▶ DIRECTIVE
Retype the full set of records. Keep every character identical.

▶ INPUT RECORDS

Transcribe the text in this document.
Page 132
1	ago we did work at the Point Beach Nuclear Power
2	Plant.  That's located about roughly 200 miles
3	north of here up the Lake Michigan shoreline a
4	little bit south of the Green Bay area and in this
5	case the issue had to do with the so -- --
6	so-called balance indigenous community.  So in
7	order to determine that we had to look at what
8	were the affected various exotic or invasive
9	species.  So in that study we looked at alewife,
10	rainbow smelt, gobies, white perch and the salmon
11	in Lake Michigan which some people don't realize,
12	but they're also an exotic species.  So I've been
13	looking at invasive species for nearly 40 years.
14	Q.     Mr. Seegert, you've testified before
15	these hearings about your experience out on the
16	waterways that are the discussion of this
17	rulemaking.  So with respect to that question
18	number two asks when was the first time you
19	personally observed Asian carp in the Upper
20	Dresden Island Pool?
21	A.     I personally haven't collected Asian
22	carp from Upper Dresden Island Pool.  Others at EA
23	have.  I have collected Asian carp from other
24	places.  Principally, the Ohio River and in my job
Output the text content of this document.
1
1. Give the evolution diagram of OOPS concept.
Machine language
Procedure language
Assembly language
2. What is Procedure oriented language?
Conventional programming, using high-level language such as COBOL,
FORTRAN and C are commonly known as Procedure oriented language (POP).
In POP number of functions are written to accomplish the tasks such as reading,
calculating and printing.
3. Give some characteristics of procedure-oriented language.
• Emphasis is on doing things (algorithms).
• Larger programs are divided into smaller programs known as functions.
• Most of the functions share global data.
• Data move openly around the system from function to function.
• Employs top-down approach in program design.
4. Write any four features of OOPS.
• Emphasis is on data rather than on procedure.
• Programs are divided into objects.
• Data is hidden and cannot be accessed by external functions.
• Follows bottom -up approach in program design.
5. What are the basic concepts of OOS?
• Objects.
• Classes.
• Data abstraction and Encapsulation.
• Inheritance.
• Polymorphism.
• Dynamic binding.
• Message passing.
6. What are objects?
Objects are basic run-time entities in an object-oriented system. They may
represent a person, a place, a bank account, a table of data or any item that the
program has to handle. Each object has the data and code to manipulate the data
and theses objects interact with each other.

▶ ANSWER TO THIS EXERCISE
Transcribe the text in this document.
Page 132
1	ago we did work at the Point Beach Nuclear Power
2	Plant.  That's located about roughly 200 miles
3	north of here up the Lake Michigan shoreline a
4	little bit south of the Green Bay area and in this
5	case the issue had to do with the so -- --
6	so-called balance indigenous community.  So in
7	order to determine that we had to look at what
8	were the affected various exotic or invasive
9	species.  So in that study we looked at alewife,
10	rainbow smelt, gobies, white perch and the salmon
11	in Lake Michigan which some people don't realize,
12	but they're also an exotic species.  So I've been
13	looking at invasive species for nearly 40 years.
14	Q.     Mr. Seegert, you've testified before
15	these hearings about your experience out on the
16	waterways that are the discussion of this
17	rulemaking.  So with respect to that question
18	number two asks when was the first time you
19	personally observed Asian carp in the Upper
20	Dresden Island Pool?
21	A.     I personally haven't collected Asian
22	carp from Upper Dresden Island Pool.  Others at EA
23	have.  I have collected Asian carp from other
24	places.  Principally, the Ohio River and in my job
Output the text content of this document.
1
1. Give the evolution diagram of OOPS concept.
Machine language
Procedure language
Assembly language
2. What is Procedure oriented language?
Conventional programming, using high-level language such as COBOL,
FORTRAN and C are commonly known as Procedure oriented language (POP).
In POP number of functions are written to accomplish the tasks such as reading,
calculating and printing.
3. Give some characteristics of procedure-oriented language.
• Emphasis is on doing things (algorithms).
• Larger programs are divided into smaller programs known as functions.
• Most of the functions share global data.
• Data move openly around the system from function to function.
• Employs top-down approach in program design.
4. Write any four features of OOPS.
• Emphasis is on data rather than on procedure.
• Programs are divided into objects.
• Data is hidden and cannot be accessed by external functions.
• Follows bottom -up approach in program design.
5. What are the basic concepts of OOS?
• Objects.
• Classes.
• Data abstraction and Encapsulation.
• Inheritance.
• Polymorphism.
• Dynamic binding.
• Message passing.
6. What are objects?
Objects are basic run-time entities in an object-oriented system. They may
represent a person, a place, a bank account, a table of data or any item that the
program has to handle. Each object has the data and code to manipulate the data
and theses objects interact with each other.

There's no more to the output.